### Job
Copy out each line that includes the word "content".

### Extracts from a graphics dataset

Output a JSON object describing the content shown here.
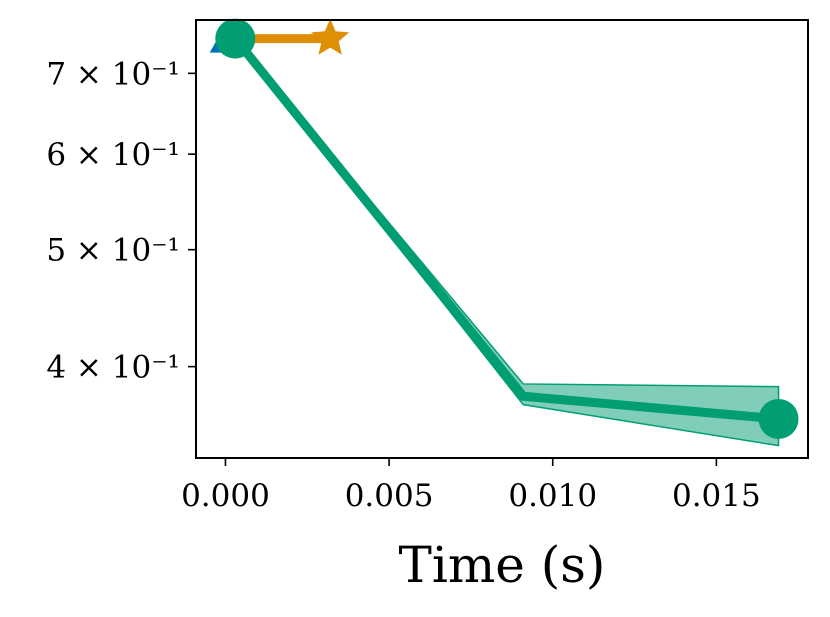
{
  "chart_data": {
    "type": "line",
    "xlabel": "Time (s)",
    "ylabel": "",
    "xlim": [
      -0.0009,
      0.0178
    ],
    "ylim": [
      0.336,
      0.775
    ],
    "yscale": "log",
    "grid": false,
    "x_ticks": [
      {
        "value": 0.0,
        "label": "0.000"
      },
      {
        "value": 0.005,
        "label": "0.005"
      },
      {
        "value": 0.01,
        "label": "0.010"
      },
      {
        "value": 0.015,
        "label": "0.015"
      }
    ],
    "y_ticks": [
      {
        "value": 0.4,
        "label": "4 × 10⁻¹"
      },
      {
        "value": 0.5,
        "label": "5 × 10⁻¹"
      },
      {
        "value": 0.6,
        "label": "6 × 10⁻¹"
      },
      {
        "value": 0.7,
        "label": "7 × 10⁻¹"
      }
    ],
    "series": [
      {
        "color": "#0173b2",
        "marker": "triangle",
        "x": [
          0.0001
        ],
        "y": [
          0.748
        ]
      },
      {
        "color": "#de8f05",
        "marker": "star",
        "x": [
          0.0003,
          0.0032
        ],
        "y": [
          0.748,
          0.748
        ]
      },
      {
        "color": "#029e73",
        "marker": "circle",
        "x": [
          0.0003,
          0.0091,
          0.0169
        ],
        "y": [
          0.748,
          0.378,
          0.362
        ],
        "band_low": [
          0.748,
          0.372,
          0.344
        ],
        "band_high": [
          0.748,
          0.387,
          0.385
        ]
      }
    ]
  }
}
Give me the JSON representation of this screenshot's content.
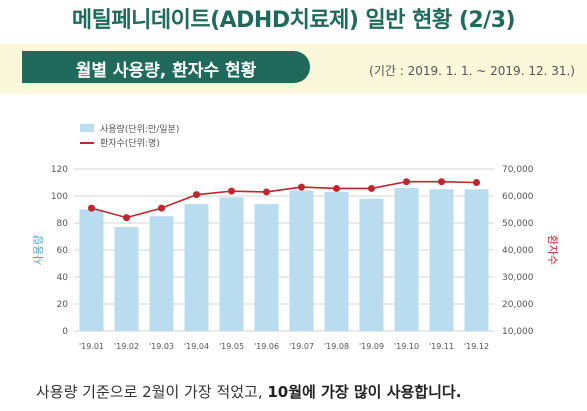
{
  "header": {
    "title": "메틸페니데이트(ADHD치료제) 일반 현황 (2/3)",
    "section_label": "월별 사용량, 환자수 현황",
    "period": "(기간 : 2019. 1. 1. ~ 2019. 12. 31.)"
  },
  "colors": {
    "bar": "#b9dcef",
    "line": "#c0262d",
    "accent": "#1f6a5a",
    "band": "#fbf7db"
  },
  "chart_data": {
    "type": "bar",
    "categories": [
      "'19.01",
      "'19.02",
      "'19.03",
      "'19.04",
      "'19.05",
      "'19.06",
      "'19.07",
      "'19.08",
      "'19.09",
      "'19.10",
      "'19.11",
      "'19.12"
    ],
    "series": [
      {
        "name": "사용량(단위:만/일분)",
        "type": "bar",
        "axis": "left",
        "values": [
          90,
          77,
          85,
          94,
          99,
          94,
          104,
          103,
          98,
          106,
          105,
          105
        ]
      },
      {
        "name": "환자수(단위:명)",
        "type": "line",
        "axis": "right",
        "values": [
          55500,
          52000,
          55500,
          60500,
          61800,
          61500,
          63300,
          62800,
          62800,
          65300,
          65300,
          65000
        ]
      }
    ],
    "ylabel": "사용량",
    "y2label": "환자수",
    "ylim": [
      0,
      120
    ],
    "y2lim": [
      10000,
      70000
    ],
    "yticks": [
      "0",
      "20",
      "40",
      "60",
      "80",
      "100",
      "120"
    ],
    "y2ticks": [
      "10,000",
      "20,000",
      "30,000",
      "40,000",
      "50,000",
      "60,000",
      "70,000"
    ],
    "legend": "top-left",
    "grid": true
  },
  "caption": {
    "normal": "사용량 기준으로 2월이 가장 적었고, ",
    "bold": "10월에 가장 많이 사용합니다."
  }
}
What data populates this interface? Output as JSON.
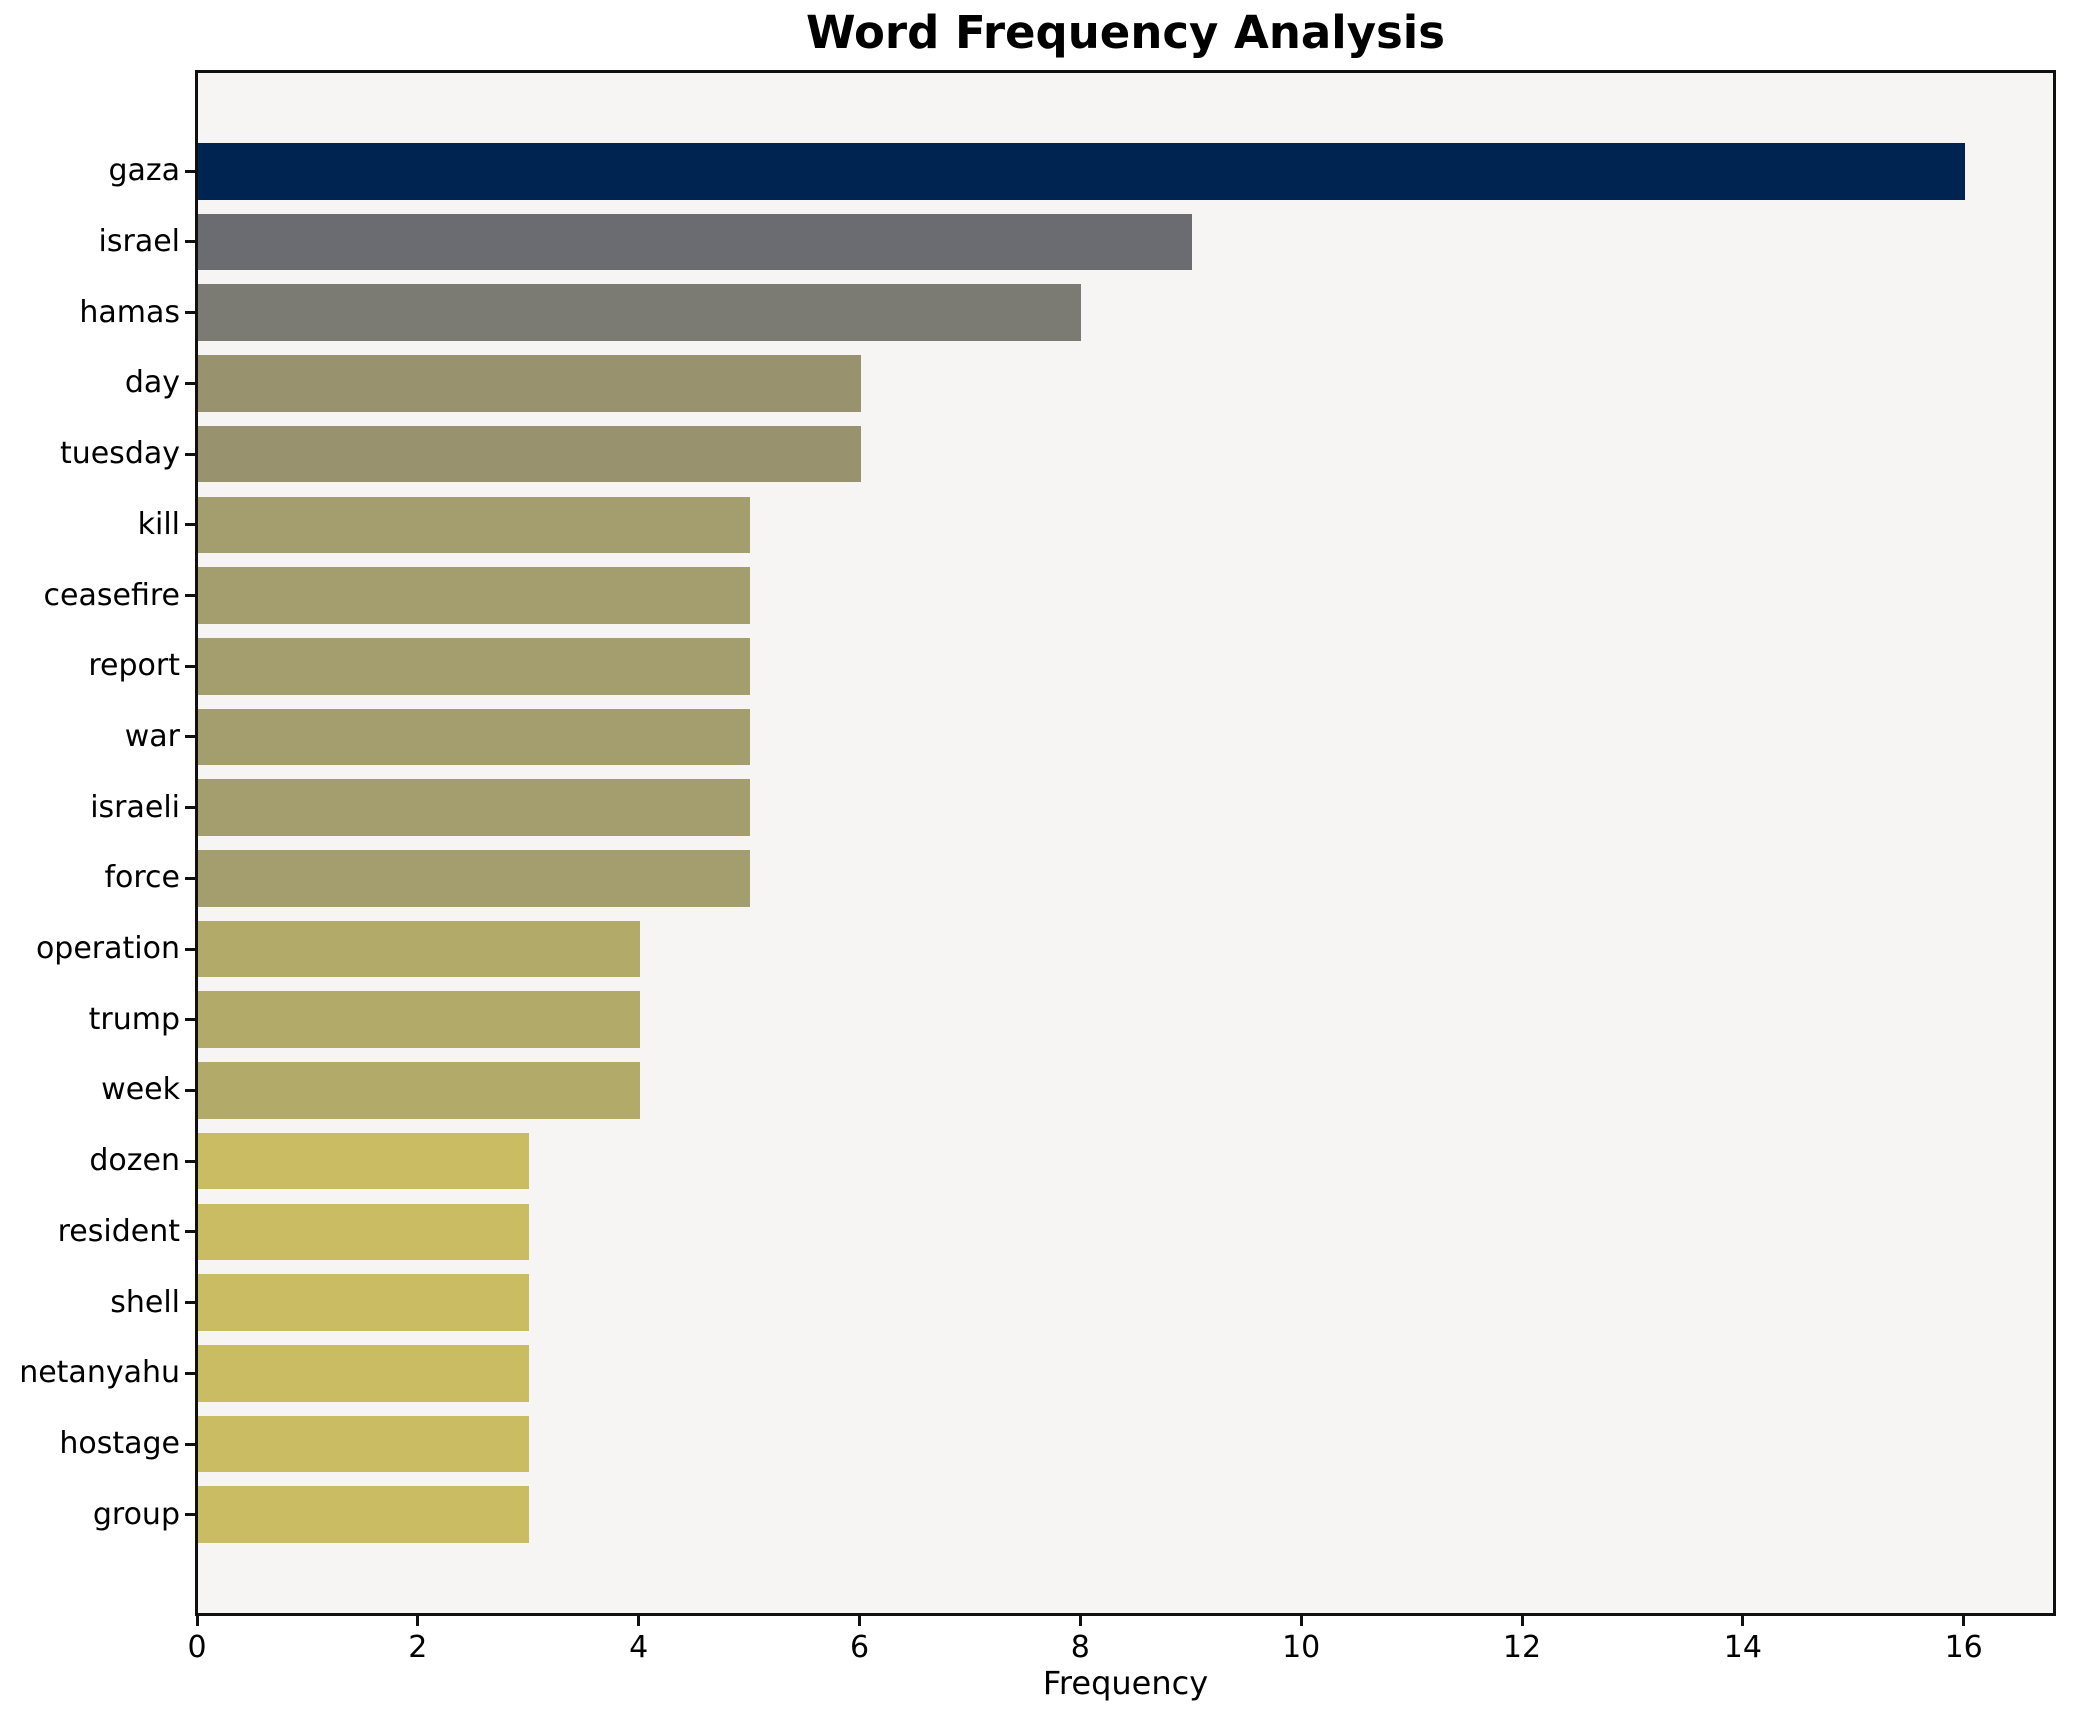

### Task output
Output a JSON object describing the content shown here.
Give me the JSON representation of this screenshot's content.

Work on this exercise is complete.